▶ [Exercise goal] Write out every line of the records below as a numbered list, leaving out any blank lines.

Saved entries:
(begin)

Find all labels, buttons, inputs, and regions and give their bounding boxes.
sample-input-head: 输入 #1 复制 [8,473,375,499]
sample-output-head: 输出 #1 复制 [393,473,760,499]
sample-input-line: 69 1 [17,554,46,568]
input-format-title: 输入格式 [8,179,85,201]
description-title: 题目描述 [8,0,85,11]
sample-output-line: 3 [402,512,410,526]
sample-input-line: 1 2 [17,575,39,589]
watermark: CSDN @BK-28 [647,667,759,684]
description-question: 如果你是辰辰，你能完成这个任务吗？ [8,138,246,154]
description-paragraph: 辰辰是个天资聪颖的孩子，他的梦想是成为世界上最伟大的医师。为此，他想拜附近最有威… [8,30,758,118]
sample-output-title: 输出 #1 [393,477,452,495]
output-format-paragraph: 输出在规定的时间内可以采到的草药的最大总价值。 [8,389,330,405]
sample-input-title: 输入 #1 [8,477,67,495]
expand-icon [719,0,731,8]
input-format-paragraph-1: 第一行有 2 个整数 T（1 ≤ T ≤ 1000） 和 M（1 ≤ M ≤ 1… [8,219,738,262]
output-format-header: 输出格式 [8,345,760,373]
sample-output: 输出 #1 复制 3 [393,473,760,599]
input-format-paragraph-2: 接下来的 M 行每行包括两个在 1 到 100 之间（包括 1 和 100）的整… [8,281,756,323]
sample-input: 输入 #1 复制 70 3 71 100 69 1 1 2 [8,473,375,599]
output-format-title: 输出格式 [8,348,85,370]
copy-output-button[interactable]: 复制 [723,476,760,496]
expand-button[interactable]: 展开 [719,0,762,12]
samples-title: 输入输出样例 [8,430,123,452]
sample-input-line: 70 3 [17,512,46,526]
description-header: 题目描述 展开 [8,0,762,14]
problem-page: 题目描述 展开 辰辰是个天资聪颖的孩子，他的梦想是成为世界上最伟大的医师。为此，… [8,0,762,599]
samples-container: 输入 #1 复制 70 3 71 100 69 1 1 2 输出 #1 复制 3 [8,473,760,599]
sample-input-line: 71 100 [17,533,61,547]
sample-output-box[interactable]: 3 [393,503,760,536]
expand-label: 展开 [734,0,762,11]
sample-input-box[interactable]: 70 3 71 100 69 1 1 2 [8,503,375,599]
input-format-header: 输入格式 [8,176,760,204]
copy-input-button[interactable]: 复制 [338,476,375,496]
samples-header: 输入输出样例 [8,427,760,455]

(end)

▶ [Result of this task]
1. Find all labels, buttons, inputs, and regions and give their bounding boxes.
2. sample-input-head: 输入 #1 复制 [8,473,375,499]
3. sample-output-head: 输出 #1 复制 [393,473,760,499]
4. sample-input-line: 69 1 [17,554,46,568]
5. input-format-title: 输入格式 [8,179,85,201]
6. description-title: 题目描述 [8,0,85,11]
7. sample-output-line: 3 [402,512,410,526]
8. sample-input-line: 1 2 [17,575,39,589]
9. watermark: CSDN @BK-28 [647,667,759,684]
10. description-question: 如果你是辰辰，你能完成这个任务吗？ [8,138,246,154]
11. description-paragraph: 辰辰是个天资聪颖的孩子，他的梦想是成为世界上最伟大的医师。为此，他想拜附近最有威… [8,30,758,118]
12. sample-output-title: 输出 #1 [393,477,452,495]
13. output-format-paragraph: 输出在规定的时间内可以采到的草药的最大总价值。 [8,389,330,405]
14. sample-input-title: 输入 #1 [8,477,67,495]
15. expand-icon [719,0,731,8]
16. input-format-paragraph-1: 第一行有 2 个整数 T（1 ≤ T ≤ 1000） 和 M（1 ≤ M ≤ 1… [8,219,738,262]
17. output-format-header: 输出格式 [8,345,760,373]
18. sample-output: 输出 #1 复制 3 [393,473,760,599]
19. input-format-paragraph-2: 接下来的 M 行每行包括两个在 1 到 100 之间（包括 1 和 100）的整… [8,281,756,323]
20. sample-input: 输入 #1 复制 70 3 71 100 69 1 1 2 [8,473,375,599]
21. output-format-title: 输出格式 [8,348,85,370]
22. copy-output-button[interactable]: 复制 [723,476,760,496]
23. expand-button[interactable]: 展开 [719,0,762,12]
24. samples-title: 输入输出样例 [8,430,123,452]
25. sample-input-line: 70 3 [17,512,46,526]
26. description-header: 题目描述 展开 [8,0,762,14]
27. problem-page: 题目描述 展开 辰辰是个天资聪颖的孩子，他的梦想是成为世界上最伟大的医师。为此，… [8,0,762,599]
28. samples-container: 输入 #1 复制 70 3 71 100 69 1 1 2 输出 #1 复制 3 [8,473,760,599]
29. sample-input-line: 71 100 [17,533,61,547]
30. sample-output-box[interactable]: 3 [393,503,760,536]
31. expand-label: 展开 [734,0,762,11]
32. sample-input-box[interactable]: 70 3 71 100 69 1 1 2 [8,503,375,599]
33. input-format-header: 输入格式 [8,176,760,204]
34. copy-input-button[interactable]: 复制 [338,476,375,496]
35. samples-header: 输入输出样例 [8,427,760,455]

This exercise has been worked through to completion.